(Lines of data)
● ● ● ● ●

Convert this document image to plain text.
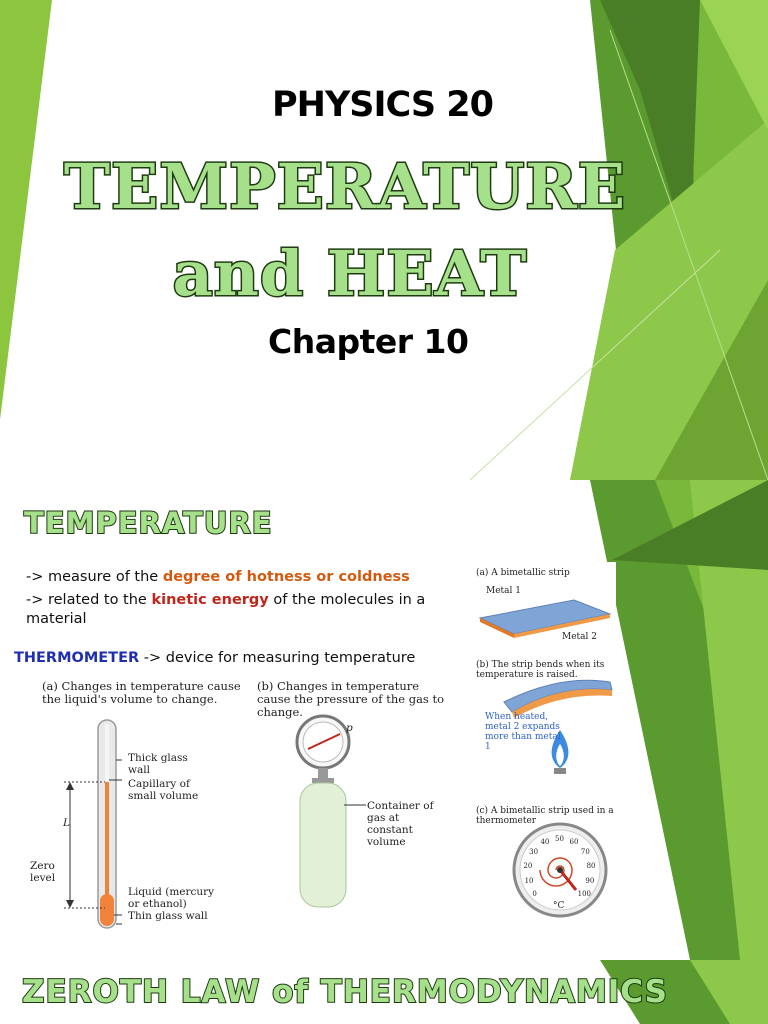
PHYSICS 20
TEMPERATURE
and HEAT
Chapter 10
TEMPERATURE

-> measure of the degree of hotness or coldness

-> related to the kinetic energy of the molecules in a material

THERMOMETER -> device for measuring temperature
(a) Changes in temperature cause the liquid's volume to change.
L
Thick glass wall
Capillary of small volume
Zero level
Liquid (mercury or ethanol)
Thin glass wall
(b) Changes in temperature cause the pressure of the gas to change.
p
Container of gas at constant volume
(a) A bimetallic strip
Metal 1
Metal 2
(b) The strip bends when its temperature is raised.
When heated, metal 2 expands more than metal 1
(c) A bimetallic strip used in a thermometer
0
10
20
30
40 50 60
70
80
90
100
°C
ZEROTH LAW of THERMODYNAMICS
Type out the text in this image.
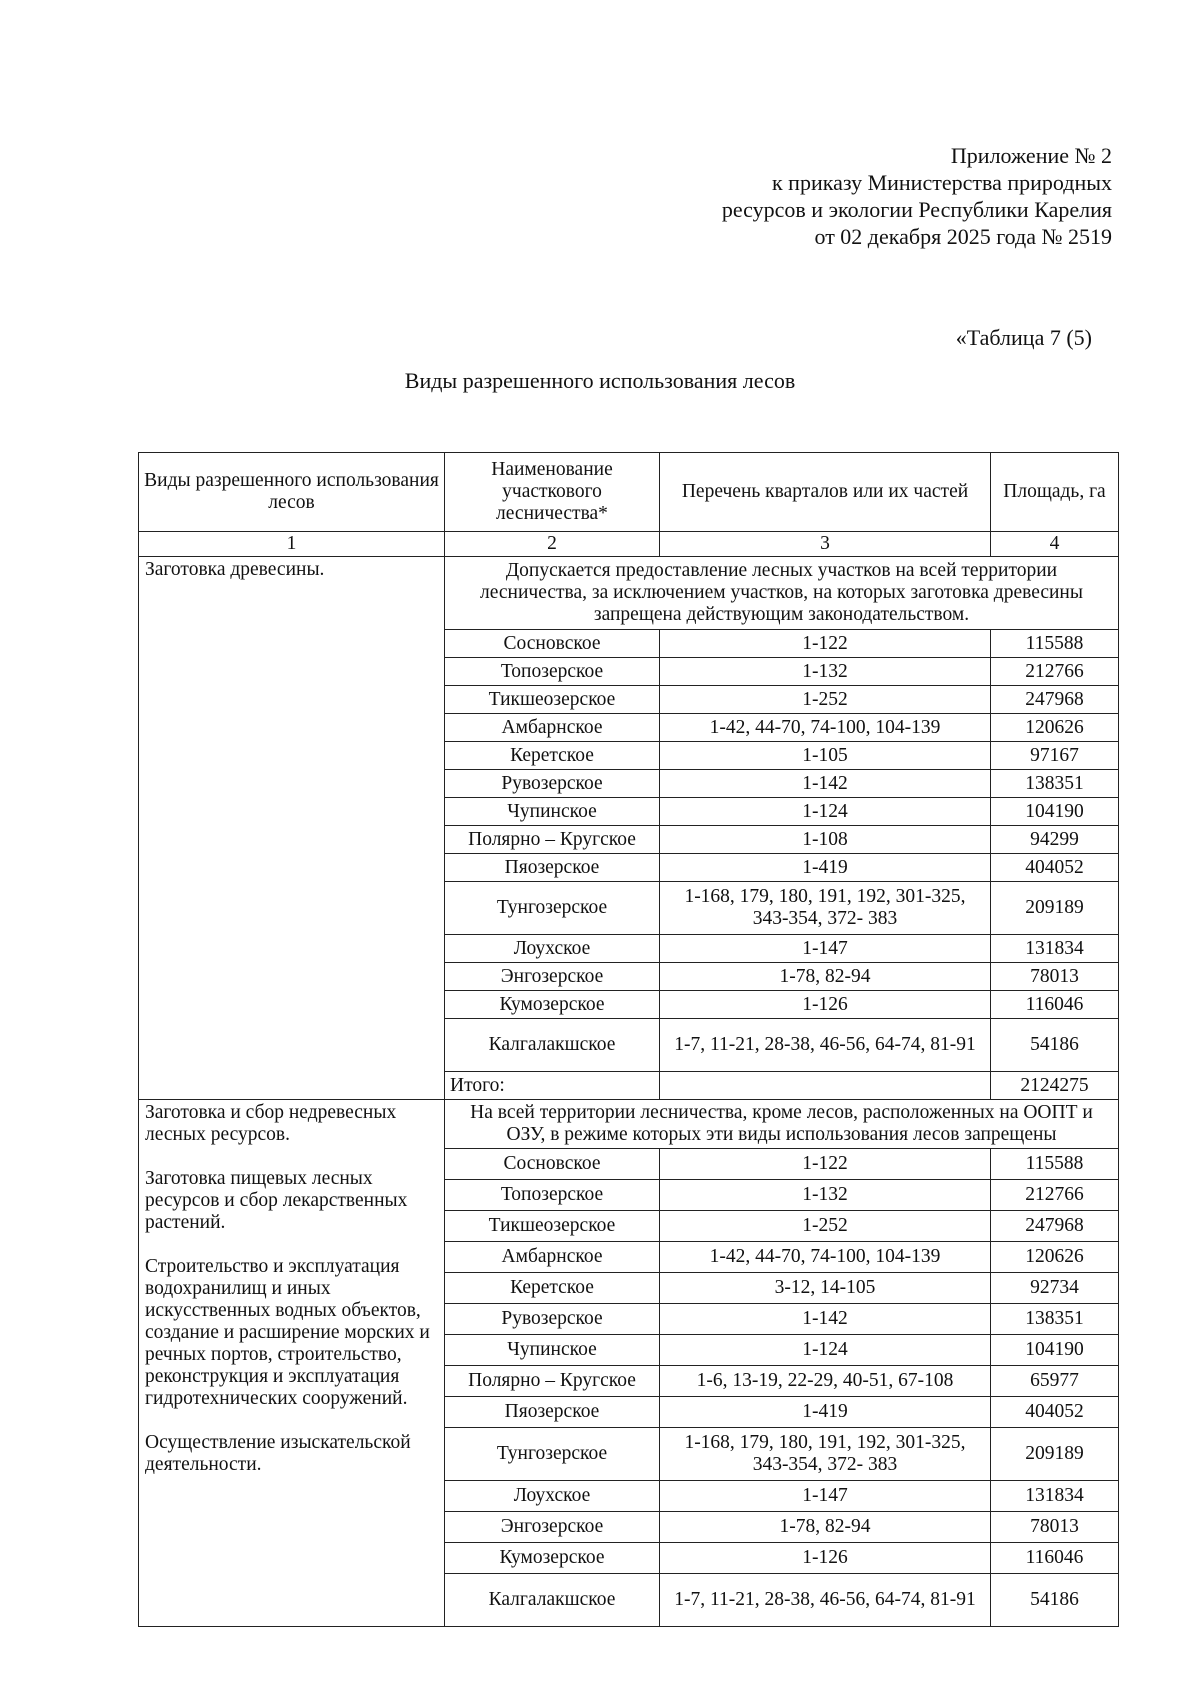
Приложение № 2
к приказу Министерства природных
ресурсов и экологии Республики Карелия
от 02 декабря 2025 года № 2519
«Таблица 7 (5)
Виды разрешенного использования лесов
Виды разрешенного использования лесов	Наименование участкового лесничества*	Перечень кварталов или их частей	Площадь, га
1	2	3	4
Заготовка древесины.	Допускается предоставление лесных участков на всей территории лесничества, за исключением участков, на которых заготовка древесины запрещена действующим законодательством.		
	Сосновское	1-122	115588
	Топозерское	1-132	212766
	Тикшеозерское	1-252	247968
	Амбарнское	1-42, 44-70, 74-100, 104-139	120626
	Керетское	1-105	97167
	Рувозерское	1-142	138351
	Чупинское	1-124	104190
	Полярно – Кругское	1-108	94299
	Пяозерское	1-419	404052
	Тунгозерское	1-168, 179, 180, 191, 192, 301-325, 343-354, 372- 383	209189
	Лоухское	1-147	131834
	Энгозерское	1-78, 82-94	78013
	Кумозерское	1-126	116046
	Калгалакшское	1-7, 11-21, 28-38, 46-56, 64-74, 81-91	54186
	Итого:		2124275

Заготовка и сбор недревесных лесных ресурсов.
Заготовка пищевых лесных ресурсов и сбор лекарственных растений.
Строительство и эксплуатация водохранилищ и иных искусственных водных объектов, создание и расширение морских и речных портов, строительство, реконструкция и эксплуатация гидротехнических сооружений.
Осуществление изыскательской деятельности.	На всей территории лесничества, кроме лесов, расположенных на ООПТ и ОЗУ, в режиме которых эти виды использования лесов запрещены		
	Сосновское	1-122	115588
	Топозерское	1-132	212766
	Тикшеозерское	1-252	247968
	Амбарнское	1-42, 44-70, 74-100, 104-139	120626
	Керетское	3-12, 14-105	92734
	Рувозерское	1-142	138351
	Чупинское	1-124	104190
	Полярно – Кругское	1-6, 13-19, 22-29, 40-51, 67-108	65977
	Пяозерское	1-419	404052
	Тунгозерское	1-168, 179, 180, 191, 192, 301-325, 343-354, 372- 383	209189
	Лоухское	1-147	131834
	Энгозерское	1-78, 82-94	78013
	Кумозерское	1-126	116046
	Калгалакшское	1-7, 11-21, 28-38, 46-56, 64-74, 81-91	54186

● ● ● ● ●

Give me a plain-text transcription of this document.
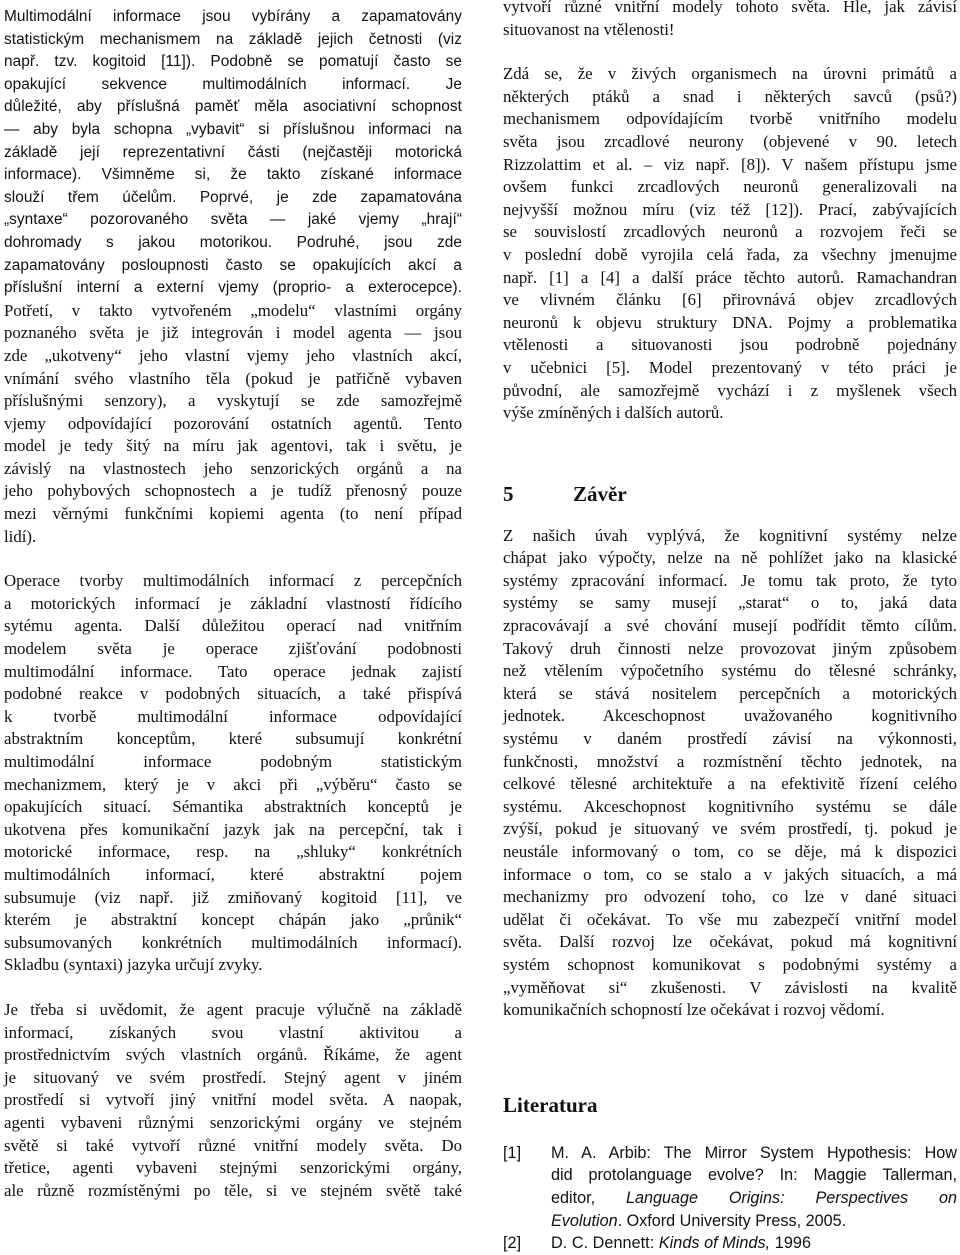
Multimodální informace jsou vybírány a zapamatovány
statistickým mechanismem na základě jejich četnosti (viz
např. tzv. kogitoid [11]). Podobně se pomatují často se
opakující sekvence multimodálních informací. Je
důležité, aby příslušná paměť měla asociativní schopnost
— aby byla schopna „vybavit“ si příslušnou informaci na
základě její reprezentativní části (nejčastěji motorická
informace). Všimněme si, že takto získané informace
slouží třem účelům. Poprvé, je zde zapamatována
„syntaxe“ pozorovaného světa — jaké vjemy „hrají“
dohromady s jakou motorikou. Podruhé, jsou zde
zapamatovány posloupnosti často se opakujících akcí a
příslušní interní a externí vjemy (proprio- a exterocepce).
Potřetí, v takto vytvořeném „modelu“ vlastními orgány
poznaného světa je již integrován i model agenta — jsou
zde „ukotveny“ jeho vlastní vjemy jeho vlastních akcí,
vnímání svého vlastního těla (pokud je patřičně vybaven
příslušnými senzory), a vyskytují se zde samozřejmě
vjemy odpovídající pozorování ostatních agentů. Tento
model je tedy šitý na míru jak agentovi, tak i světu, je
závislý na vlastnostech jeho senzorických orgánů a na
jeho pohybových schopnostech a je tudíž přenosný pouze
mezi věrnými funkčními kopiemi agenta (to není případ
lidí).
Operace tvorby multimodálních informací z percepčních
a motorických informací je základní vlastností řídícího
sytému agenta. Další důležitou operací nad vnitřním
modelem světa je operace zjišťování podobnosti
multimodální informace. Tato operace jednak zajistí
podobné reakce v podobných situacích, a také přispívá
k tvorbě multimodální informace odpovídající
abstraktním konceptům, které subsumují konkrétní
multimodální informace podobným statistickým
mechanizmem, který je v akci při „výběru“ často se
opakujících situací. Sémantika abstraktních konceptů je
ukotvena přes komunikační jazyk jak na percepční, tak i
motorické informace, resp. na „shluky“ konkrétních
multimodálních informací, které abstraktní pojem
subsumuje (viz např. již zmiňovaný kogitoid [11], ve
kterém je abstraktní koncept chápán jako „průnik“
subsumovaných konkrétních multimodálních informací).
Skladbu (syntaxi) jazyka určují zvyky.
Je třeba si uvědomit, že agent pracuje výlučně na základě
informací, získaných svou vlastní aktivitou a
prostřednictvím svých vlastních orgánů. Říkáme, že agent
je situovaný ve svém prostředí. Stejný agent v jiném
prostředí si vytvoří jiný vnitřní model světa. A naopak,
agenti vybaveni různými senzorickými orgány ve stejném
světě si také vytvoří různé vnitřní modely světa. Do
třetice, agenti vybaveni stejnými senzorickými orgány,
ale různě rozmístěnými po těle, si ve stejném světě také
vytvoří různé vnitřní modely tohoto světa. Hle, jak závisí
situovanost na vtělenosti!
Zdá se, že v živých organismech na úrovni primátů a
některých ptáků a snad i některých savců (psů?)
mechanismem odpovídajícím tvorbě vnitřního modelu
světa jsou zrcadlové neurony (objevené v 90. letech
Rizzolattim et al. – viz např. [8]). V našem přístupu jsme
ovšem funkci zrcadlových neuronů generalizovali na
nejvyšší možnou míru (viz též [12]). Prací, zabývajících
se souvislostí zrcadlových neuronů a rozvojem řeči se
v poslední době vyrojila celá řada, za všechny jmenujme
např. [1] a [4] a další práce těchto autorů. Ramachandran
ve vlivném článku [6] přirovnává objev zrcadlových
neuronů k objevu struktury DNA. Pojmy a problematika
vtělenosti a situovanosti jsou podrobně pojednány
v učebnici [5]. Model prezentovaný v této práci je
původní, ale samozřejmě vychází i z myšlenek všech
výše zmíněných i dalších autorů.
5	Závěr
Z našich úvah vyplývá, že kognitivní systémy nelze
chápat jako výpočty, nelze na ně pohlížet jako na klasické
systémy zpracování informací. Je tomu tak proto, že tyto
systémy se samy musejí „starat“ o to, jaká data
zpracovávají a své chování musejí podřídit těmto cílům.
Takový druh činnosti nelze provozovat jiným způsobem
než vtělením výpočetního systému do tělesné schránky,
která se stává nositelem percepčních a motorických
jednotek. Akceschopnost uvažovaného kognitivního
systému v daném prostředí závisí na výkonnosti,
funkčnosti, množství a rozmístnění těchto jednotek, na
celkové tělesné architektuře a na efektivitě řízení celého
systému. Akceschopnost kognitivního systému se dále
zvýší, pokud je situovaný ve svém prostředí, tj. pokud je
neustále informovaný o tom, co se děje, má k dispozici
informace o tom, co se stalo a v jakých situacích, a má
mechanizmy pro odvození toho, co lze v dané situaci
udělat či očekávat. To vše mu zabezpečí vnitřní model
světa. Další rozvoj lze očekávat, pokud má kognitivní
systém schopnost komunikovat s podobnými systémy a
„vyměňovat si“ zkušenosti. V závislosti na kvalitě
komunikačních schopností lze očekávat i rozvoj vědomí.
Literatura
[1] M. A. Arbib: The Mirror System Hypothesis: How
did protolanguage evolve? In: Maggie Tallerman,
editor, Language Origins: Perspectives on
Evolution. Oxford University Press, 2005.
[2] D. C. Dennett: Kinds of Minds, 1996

● ● ● ● ●

Every line above that contains the word "tělesné" should be reported.

- _Response to this task_:
než vtělením výpočetního systému do tělesné schránky,
celkové tělesné architektuře a na efektivitě řízení celého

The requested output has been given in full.